## Exercise details
Please repeat all of the listing exactly.

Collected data
— START —

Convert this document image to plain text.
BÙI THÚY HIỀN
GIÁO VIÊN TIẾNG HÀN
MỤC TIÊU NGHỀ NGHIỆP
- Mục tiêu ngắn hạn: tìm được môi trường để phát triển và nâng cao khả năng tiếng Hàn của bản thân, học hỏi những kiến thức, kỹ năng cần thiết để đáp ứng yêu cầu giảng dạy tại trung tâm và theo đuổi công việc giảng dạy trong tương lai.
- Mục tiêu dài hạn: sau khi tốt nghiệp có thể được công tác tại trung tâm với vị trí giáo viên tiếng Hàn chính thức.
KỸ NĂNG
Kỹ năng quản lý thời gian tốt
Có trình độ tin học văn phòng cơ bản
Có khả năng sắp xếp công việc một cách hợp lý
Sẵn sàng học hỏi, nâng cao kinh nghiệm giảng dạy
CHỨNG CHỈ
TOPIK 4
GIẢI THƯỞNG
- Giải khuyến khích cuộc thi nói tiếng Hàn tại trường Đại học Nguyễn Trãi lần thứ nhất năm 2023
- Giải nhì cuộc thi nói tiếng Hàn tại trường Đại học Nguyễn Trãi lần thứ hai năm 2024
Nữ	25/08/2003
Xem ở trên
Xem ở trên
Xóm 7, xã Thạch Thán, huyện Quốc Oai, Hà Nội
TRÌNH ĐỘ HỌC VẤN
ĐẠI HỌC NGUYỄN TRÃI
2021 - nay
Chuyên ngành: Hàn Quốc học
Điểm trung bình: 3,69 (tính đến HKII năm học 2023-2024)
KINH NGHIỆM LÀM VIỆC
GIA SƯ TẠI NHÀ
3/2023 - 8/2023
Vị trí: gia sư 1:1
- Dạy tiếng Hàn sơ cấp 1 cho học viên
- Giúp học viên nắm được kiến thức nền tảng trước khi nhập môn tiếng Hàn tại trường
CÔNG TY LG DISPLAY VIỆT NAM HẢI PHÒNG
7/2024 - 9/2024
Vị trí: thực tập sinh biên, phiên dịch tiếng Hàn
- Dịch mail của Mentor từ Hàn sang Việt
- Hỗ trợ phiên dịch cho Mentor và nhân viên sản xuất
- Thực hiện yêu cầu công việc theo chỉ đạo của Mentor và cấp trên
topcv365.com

— END —

## The completed task
Convert this document image to plain text.
BÙI THÚY HIỀN
GIÁO VIÊN TIẾNG HÀN
MỤC TIÊU NGHỀ NGHIỆP
- Mục tiêu ngắn hạn: tìm được môi trường để phát triển và nâng cao khả năng tiếng Hàn của bản thân, học hỏi những kiến thức, kỹ năng cần thiết để đáp ứng yêu cầu giảng dạy tại trung tâm và theo đuổi công việc giảng dạy trong tương lai.
- Mục tiêu dài hạn: sau khi tốt nghiệp có thể được công tác tại trung tâm với vị trí giáo viên tiếng Hàn chính thức.
KỸ NĂNG
Kỹ năng quản lý thời gian tốt
Có trình độ tin học văn phòng cơ bản
Có khả năng sắp xếp công việc một cách hợp lý
Sẵn sàng học hỏi, nâng cao kinh nghiệm giảng dạy
CHỨNG CHỈ
TOPIK 4
GIẢI THƯỞNG
- Giải khuyến khích cuộc thi nói tiếng Hàn tại trường Đại học Nguyễn Trãi lần thứ nhất năm 2023
- Giải nhì cuộc thi nói tiếng Hàn tại trường Đại học Nguyễn Trãi lần thứ hai năm 2024
Nữ	25/08/2003
Xem ở trên
Xem ở trên
Xóm 7, xã Thạch Thán, huyện Quốc Oai, Hà Nội
TRÌNH ĐỘ HỌC VẤN
ĐẠI HỌC NGUYỄN TRÃI
2021 - nay
Chuyên ngành: Hàn Quốc học
Điểm trung bình: 3,69 (tính đến HKII năm học 2023-2024)
KINH NGHIỆM LÀM VIỆC
GIA SƯ TẠI NHÀ
3/2023 - 8/2023
Vị trí: gia sư 1:1
- Dạy tiếng Hàn sơ cấp 1 cho học viên
- Giúp học viên nắm được kiến thức nền tảng trước khi nhập môn tiếng Hàn tại trường
CÔNG TY LG DISPLAY VIỆT NAM HẢI PHÒNG
7/2024 - 9/2024
Vị trí: thực tập sinh biên, phiên dịch tiếng Hàn
- Dịch mail của Mentor từ Hàn sang Việt
- Hỗ trợ phiên dịch cho Mentor và nhân viên sản xuất
- Thực hiện yêu cầu công việc theo chỉ đạo của Mentor và cấp trên
topcv365.com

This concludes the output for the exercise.